Output all lines exactly, with nothing added or dropped.

· · ·

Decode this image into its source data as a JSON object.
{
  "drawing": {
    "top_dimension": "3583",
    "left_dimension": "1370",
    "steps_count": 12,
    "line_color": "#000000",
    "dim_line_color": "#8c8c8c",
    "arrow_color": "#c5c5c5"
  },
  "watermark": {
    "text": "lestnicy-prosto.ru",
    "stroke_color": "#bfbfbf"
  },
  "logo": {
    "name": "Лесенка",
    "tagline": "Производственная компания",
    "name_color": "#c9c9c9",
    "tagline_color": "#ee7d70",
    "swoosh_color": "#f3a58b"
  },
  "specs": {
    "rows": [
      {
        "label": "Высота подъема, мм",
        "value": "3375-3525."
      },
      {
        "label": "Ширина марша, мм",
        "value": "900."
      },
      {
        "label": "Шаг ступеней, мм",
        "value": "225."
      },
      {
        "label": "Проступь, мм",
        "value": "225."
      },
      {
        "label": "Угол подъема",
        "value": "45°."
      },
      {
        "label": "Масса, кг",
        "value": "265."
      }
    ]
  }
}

· · ·

COMPLETE OUTPUT:
Decode this image into its source data as a JSON object.
{
  "drawing": {
    "top_dimension": "3583",
    "left_dimension": "1370",
    "steps_count": 12,
    "line_color": "#000000",
    "dim_line_color": "#8c8c8c",
    "arrow_color": "#c5c5c5"
  },
  "watermark": {
    "text": "lestnicy-prosto.ru",
    "stroke_color": "#bfbfbf"
  },
  "logo": {
    "name": "Лесенка",
    "tagline": "Производственная компания",
    "name_color": "#c9c9c9",
    "tagline_color": "#ee7d70",
    "swoosh_color": "#f3a58b"
  },
  "specs": {
    "rows": [
      {
        "label": "Высота подъема, мм",
        "value": "3375-3525."
      },
      {
        "label": "Ширина марша, мм",
        "value": "900."
      },
      {
        "label": "Шаг ступеней, мм",
        "value": "225."
      },
      {
        "label": "Проступь, мм",
        "value": "225."
      },
      {
        "label": "Угол подъема",
        "value": "45°."
      },
      {
        "label": "Масса, кг",
        "value": "265."
      }
    ]
  }
}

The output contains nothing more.